» Your objective
Note how many lines in the entries contain the string "JSON", then give that number and nothing else.

[Chart and figure data]
____

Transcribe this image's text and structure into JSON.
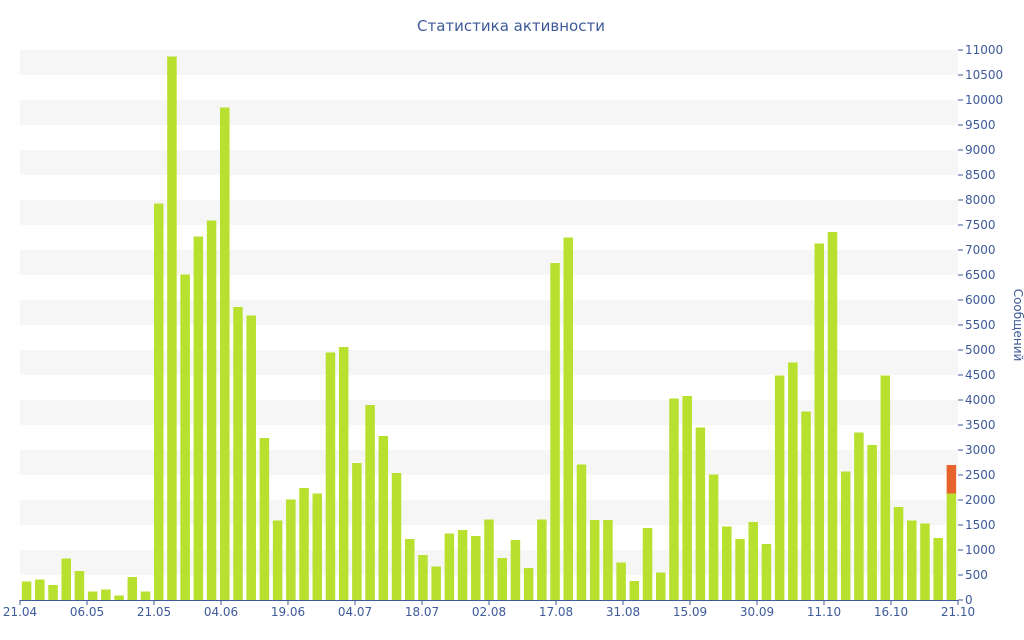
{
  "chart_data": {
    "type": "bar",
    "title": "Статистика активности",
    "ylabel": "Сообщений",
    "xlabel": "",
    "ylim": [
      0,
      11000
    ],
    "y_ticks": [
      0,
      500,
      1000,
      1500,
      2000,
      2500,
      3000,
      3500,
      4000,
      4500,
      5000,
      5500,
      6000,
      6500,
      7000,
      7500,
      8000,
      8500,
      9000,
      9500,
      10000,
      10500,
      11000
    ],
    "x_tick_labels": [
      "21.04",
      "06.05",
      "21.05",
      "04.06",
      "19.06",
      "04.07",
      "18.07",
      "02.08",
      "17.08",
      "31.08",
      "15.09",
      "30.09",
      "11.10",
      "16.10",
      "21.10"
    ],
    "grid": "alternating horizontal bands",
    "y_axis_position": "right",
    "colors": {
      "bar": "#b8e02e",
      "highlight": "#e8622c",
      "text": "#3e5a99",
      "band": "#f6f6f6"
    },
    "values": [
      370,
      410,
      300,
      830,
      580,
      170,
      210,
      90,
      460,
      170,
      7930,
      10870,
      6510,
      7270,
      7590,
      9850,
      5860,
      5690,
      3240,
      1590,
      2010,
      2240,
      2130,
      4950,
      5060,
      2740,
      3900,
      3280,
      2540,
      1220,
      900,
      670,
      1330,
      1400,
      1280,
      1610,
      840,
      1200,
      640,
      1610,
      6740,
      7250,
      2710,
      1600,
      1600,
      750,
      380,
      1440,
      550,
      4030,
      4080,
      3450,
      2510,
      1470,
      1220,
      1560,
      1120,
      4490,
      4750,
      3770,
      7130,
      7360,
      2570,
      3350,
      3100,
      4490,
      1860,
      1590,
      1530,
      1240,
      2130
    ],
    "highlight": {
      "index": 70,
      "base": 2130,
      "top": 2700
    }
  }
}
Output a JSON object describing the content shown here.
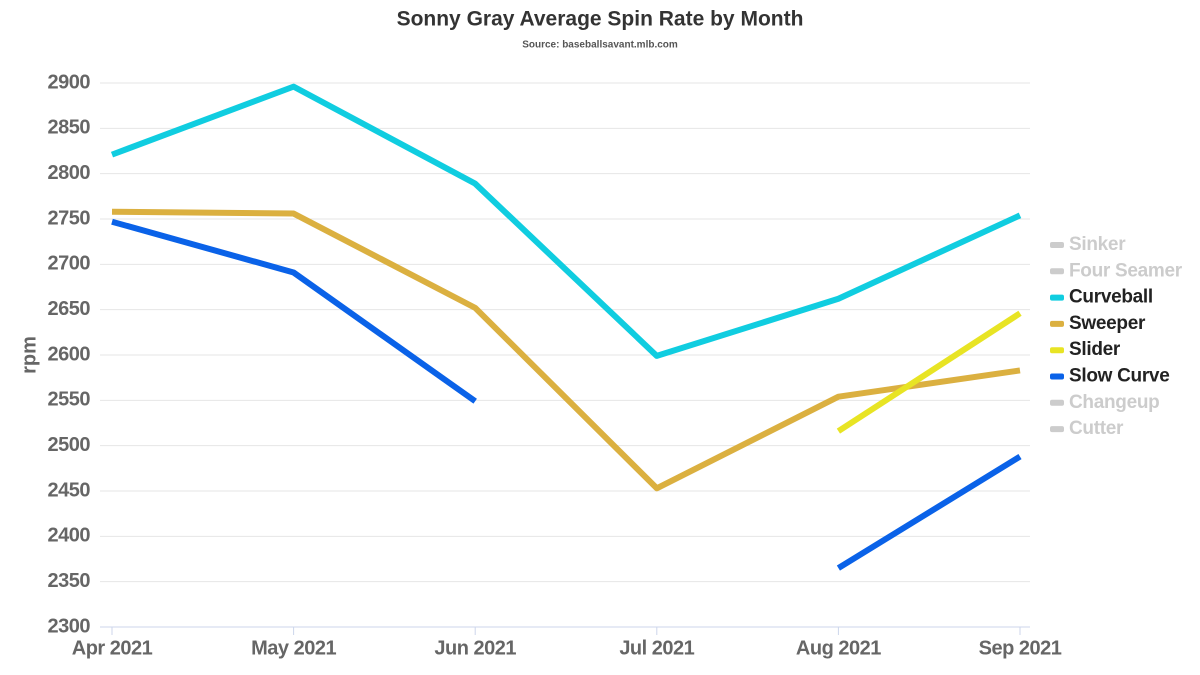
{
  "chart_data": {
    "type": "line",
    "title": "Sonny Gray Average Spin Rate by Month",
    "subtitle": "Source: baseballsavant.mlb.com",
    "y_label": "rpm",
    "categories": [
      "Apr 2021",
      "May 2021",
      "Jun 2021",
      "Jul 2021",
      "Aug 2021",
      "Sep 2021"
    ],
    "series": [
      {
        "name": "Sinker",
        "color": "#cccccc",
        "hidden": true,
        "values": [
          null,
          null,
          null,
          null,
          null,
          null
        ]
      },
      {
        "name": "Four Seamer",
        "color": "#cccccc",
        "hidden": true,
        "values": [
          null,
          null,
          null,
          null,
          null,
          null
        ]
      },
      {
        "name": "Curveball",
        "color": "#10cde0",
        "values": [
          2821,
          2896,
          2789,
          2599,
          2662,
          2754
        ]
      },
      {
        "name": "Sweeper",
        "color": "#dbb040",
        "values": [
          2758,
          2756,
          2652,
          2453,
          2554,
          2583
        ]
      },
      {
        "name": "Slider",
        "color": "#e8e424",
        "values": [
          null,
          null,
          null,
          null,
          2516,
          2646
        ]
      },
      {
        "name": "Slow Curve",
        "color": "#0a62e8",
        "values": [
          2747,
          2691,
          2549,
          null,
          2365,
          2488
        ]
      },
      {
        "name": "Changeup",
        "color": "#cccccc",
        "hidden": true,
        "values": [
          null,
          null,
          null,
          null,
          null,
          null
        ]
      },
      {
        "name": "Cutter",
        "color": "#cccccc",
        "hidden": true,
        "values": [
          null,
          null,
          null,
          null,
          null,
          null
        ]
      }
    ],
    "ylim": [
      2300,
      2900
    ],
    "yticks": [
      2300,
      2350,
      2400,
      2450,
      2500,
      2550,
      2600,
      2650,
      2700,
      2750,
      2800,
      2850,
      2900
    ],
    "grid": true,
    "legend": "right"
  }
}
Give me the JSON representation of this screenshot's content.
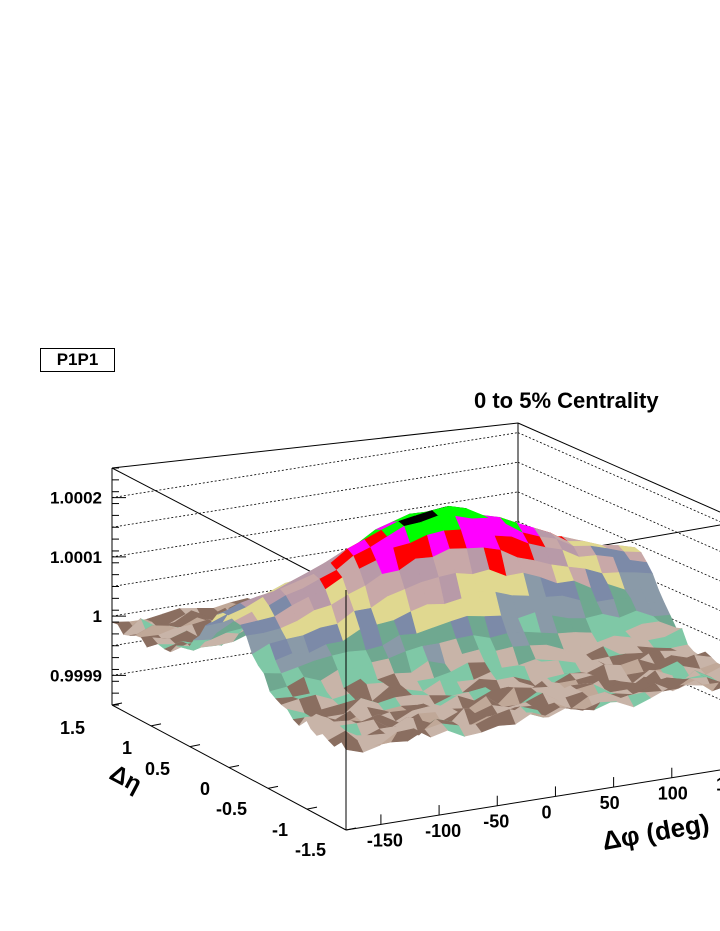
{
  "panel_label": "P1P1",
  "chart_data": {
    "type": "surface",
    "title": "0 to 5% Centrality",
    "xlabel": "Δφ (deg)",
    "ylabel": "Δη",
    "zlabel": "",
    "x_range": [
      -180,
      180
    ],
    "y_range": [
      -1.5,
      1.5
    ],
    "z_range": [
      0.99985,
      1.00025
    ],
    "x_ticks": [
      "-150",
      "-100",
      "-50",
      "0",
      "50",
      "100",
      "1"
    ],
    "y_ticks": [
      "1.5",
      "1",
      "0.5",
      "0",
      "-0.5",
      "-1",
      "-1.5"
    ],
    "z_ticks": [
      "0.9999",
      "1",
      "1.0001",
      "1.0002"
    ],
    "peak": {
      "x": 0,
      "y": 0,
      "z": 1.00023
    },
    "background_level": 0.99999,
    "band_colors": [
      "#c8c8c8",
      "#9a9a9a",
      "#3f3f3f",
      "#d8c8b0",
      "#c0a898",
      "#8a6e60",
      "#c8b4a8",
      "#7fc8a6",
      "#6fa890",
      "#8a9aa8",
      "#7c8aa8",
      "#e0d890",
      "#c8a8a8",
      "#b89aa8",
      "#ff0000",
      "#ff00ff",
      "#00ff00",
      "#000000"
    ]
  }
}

____

» Written solution
3